- EXERCISE DESCRIPTION
For the material that follows, list every line containing the word "name".

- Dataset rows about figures
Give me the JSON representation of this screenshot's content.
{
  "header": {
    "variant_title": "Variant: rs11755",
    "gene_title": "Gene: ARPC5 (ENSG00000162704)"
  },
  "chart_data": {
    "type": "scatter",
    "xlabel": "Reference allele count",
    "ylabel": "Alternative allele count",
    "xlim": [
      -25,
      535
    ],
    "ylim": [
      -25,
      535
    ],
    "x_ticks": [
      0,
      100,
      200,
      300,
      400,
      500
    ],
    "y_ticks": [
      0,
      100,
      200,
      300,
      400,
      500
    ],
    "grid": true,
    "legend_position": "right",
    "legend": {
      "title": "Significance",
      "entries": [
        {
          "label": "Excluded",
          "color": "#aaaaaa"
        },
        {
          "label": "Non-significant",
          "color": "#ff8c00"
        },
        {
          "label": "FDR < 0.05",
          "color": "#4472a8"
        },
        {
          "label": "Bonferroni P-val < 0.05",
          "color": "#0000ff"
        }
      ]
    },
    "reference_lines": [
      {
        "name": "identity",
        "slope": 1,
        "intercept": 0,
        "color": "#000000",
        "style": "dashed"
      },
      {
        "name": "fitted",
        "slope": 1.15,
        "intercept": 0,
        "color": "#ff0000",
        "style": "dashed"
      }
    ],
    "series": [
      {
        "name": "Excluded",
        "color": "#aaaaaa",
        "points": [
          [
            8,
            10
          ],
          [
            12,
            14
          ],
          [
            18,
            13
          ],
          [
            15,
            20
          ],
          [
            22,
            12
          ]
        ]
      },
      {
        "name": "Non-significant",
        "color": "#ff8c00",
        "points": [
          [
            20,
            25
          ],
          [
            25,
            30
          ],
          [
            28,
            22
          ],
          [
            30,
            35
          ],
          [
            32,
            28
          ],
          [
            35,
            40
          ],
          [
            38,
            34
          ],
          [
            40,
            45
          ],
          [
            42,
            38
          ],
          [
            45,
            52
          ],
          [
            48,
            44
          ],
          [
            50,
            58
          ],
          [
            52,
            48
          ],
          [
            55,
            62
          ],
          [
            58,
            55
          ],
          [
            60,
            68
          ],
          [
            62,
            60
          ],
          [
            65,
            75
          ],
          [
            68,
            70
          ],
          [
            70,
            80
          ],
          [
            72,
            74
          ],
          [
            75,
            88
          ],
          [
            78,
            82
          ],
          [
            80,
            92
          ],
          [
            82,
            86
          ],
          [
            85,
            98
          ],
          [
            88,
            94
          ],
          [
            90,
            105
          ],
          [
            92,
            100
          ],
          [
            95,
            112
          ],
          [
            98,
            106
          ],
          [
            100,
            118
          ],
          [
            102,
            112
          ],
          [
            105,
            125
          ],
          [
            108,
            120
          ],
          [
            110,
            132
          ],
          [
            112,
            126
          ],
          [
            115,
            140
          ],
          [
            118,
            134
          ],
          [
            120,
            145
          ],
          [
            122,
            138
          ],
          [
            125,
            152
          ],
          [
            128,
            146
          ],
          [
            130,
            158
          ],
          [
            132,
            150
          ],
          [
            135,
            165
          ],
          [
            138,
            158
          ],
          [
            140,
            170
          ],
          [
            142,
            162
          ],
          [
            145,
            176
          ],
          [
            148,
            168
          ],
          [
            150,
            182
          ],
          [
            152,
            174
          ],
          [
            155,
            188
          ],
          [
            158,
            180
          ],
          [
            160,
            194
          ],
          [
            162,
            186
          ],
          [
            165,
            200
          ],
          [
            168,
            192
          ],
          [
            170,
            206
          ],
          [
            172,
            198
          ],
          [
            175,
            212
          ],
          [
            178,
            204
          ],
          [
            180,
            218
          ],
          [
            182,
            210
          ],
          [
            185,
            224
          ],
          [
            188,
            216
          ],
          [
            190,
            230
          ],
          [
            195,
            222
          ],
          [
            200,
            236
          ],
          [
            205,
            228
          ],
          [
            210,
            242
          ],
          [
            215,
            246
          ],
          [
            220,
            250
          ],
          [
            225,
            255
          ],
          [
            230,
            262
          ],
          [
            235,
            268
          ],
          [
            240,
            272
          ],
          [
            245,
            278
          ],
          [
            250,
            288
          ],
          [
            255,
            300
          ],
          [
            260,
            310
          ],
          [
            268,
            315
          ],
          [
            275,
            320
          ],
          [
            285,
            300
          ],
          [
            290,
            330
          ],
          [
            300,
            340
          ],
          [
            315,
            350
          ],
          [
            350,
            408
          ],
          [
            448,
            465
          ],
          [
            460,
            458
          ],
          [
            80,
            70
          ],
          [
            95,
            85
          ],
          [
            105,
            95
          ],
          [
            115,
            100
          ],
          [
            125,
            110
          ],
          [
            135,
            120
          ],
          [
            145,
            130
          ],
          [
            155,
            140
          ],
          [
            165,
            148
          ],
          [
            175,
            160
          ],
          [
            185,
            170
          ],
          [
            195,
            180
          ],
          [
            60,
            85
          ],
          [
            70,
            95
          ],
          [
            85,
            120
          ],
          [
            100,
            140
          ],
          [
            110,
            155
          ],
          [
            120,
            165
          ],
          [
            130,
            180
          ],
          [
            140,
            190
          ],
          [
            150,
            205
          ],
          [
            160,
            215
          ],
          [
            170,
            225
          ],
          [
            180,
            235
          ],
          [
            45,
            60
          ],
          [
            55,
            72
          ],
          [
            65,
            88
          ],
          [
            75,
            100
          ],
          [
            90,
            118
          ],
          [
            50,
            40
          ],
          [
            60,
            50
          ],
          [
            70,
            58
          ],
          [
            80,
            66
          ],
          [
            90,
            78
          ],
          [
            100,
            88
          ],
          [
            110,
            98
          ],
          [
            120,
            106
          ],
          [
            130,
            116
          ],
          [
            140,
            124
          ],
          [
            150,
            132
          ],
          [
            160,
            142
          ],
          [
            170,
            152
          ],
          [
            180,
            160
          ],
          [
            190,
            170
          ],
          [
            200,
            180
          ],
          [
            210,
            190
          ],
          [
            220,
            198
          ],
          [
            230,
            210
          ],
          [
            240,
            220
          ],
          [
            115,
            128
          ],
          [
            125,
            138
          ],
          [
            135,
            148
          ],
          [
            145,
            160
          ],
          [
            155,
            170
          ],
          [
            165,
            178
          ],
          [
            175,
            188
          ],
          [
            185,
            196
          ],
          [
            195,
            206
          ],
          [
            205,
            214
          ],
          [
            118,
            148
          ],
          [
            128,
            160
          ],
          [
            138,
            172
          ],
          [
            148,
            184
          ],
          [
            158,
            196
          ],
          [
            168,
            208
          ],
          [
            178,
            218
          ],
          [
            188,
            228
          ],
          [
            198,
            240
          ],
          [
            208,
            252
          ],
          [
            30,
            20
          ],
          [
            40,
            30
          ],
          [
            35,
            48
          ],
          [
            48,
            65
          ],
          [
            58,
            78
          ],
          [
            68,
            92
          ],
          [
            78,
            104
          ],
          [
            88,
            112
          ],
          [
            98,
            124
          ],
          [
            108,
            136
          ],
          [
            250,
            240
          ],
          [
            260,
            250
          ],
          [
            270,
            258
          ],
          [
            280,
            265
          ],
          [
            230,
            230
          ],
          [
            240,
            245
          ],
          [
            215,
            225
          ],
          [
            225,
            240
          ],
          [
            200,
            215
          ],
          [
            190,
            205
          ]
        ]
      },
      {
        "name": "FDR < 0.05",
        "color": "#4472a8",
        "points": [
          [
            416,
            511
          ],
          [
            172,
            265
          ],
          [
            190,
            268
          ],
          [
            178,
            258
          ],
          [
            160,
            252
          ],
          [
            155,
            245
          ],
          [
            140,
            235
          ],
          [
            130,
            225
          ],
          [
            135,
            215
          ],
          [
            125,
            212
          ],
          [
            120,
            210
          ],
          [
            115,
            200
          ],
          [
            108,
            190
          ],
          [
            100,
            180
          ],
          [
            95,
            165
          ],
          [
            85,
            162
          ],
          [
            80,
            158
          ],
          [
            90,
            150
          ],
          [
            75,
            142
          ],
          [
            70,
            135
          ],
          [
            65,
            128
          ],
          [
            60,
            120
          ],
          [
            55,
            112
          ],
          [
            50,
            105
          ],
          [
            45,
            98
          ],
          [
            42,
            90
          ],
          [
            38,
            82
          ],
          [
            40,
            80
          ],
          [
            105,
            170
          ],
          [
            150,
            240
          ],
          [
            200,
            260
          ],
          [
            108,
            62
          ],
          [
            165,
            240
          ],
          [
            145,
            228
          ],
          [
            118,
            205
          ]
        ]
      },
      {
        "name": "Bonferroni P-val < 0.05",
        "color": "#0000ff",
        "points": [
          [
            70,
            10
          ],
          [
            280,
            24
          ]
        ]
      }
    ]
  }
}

- TASK SOLUTION
        "name": "identity",
        "name": "fitted",
        "name": "Excluded",
        "name": "Non-significant",
        "name": "FDR < 0.05",
        "name": "Bonferroni P-val < 0.05",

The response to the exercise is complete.